Stored entries
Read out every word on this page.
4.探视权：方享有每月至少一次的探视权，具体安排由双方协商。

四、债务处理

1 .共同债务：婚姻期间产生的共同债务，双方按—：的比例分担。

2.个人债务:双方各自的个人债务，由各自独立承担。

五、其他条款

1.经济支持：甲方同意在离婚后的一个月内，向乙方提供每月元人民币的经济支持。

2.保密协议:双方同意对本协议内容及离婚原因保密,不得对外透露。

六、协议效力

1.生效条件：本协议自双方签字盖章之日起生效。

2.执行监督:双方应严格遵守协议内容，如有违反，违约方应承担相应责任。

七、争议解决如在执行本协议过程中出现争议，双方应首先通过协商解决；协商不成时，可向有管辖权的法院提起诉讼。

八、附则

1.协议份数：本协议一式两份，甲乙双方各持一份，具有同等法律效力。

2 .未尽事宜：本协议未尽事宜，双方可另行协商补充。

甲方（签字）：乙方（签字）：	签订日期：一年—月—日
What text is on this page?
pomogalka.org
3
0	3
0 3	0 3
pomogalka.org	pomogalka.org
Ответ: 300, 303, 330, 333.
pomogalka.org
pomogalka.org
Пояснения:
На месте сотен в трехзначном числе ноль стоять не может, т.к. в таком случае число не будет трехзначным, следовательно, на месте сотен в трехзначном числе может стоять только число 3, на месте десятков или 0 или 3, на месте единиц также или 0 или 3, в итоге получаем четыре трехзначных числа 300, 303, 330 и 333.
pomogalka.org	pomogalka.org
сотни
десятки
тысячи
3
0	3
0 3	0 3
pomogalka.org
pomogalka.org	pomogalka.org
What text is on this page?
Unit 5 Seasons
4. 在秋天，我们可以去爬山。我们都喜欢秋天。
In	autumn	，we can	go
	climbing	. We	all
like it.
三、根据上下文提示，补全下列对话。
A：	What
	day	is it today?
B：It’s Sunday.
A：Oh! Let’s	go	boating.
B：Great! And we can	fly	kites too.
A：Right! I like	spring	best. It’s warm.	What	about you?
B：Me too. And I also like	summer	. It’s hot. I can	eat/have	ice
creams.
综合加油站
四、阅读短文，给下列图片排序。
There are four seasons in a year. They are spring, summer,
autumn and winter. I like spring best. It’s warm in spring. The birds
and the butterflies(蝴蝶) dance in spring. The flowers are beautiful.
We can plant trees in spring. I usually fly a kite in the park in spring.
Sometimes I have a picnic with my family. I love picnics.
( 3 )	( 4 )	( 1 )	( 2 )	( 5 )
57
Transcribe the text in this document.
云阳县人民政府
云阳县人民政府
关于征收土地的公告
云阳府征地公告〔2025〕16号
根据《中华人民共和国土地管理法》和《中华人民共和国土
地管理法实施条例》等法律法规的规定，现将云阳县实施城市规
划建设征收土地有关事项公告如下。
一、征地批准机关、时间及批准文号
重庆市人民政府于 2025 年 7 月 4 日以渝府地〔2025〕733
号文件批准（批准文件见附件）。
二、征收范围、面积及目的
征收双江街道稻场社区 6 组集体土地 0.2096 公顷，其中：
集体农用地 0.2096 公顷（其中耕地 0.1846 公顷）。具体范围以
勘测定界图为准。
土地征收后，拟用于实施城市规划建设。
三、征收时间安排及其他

Short problem:
Repeat, exactly and only, the lines above from the one containing "Transcribe the text in this document." through the end of the material.

The solution:
Transcribe the text in this document.
云阳县人民政府
云阳县人民政府
关于征收土地的公告
云阳府征地公告〔2025〕16号
根据《中华人民共和国土地管理法》和《中华人民共和国土
地管理法实施条例》等法律法规的规定，现将云阳县实施城市规
划建设征收土地有关事项公告如下。
一、征地批准机关、时间及批准文号
重庆市人民政府于 2025 年 7 月 4 日以渝府地〔2025〕733
号文件批准（批准文件见附件）。
二、征收范围、面积及目的
征收双江街道稻场社区 6 组集体土地 0.2096 公顷，其中：
集体农用地 0.2096 公顷（其中耕地 0.1846 公顷）。具体范围以
勘测定界图为准。
土地征收后，拟用于实施城市规划建设。
三、征收时间安排及其他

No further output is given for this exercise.